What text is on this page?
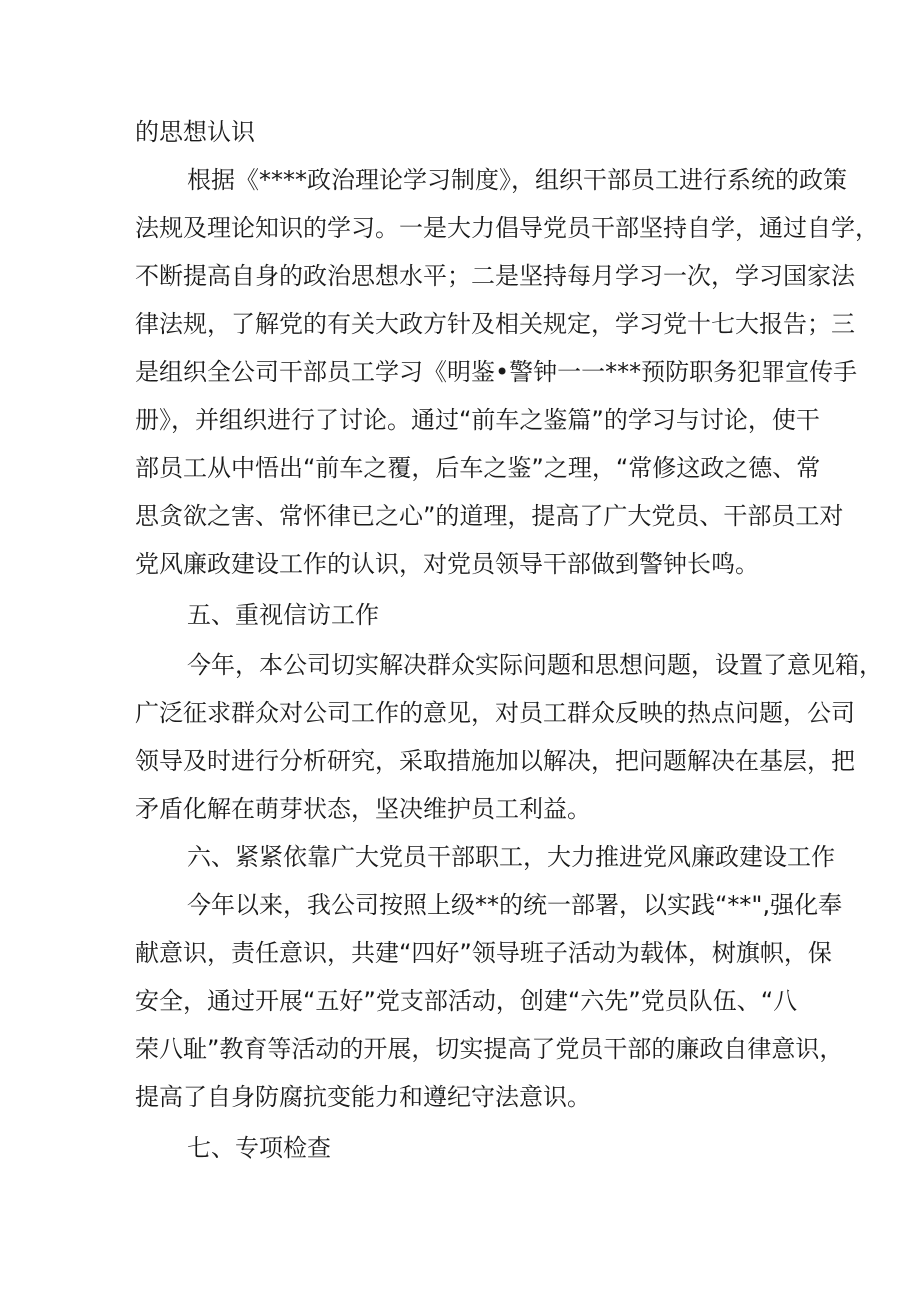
的思想认识

根据《****政治理论学习制度》，组织干部员工进行系统的政策

法规及理论知识的学习。一是大力倡导党员干部坚持自学，通过自学，

不断提高自身的政治思想水平；二是坚持每月学习一次，学习国家法

律法规，了解党的有关大政方针及相关规定，学习党十七大报告；三

是组织全公司干部员工学习《明鉴•警钟一一***预防职务犯罪宣传手

册》，并组织进行了讨论。通过“前车之鉴篇”的学习与讨论，使干

部员工从中悟出“前车之覆，后车之鉴”之理，“常修这政之德、常

思贪欲之害、常怀律已之心”的道理，提高了广大党员、干部员工对

党风廉政建设工作的认识，对党员领导干部做到警钟长鸣。

五、重视信访工作

今年，本公司切实解决群众实际问题和思想问题，设置了意见箱，

广泛征求群众对公司工作的意见，对员工群众反映的热点问题，公司

领导及时进行分析研究，采取措施加以解决，把问题解决在基层，把

矛盾化解在萌芽状态，坚决维护员工利益。

六、紧紧依靠广大党员干部职工，大力推进党风廉政建设工作

今年以来，我公司按照上级**的统一部署，以实践“**",强化奉

献意识，责任意识，共建“四好”领导班子活动为载体，树旗帜，保

安全，通过开展“五好”党支部活动，创建“六先”党员队伍、“八

荣八耻”教育等活动的开展，切实提高了党员干部的廉政自律意识，

提高了自身防腐抗变能力和遵纪守法意识。

七、专项检查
++++++++
- Direction -
Transcribe every entry word for word, but skip the pictures.

- Finished task -
What text is on this page?
的思想认识

根据《****政治理论学习制度》，组织干部员工进行系统的政策

法规及理论知识的学习。一是大力倡导党员干部坚持自学，通过自学，

不断提高自身的政治思想水平；二是坚持每月学习一次，学习国家法

律法规，了解党的有关大政方针及相关规定，学习党十七大报告；三

是组织全公司干部员工学习《明鉴•警钟一一***预防职务犯罪宣传手

册》，并组织进行了讨论。通过“前车之鉴篇”的学习与讨论，使干

部员工从中悟出“前车之覆，后车之鉴”之理，“常修这政之德、常

思贪欲之害、常怀律已之心”的道理，提高了广大党员、干部员工对

党风廉政建设工作的认识，对党员领导干部做到警钟长鸣。

五、重视信访工作

今年，本公司切实解决群众实际问题和思想问题，设置了意见箱，

广泛征求群众对公司工作的意见，对员工群众反映的热点问题，公司

领导及时进行分析研究，采取措施加以解决，把问题解决在基层，把

矛盾化解在萌芽状态，坚决维护员工利益。

六、紧紧依靠广大党员干部职工，大力推进党风廉政建设工作

今年以来，我公司按照上级**的统一部署，以实践“**",强化奉

献意识，责任意识，共建“四好”领导班子活动为载体，树旗帜，保

安全，通过开展“五好”党支部活动，创建“六先”党员队伍、“八

荣八耻”教育等活动的开展，切实提高了党员干部的廉政自律意识，

提高了自身防腐抗变能力和遵纪守法意识。

七、专项检查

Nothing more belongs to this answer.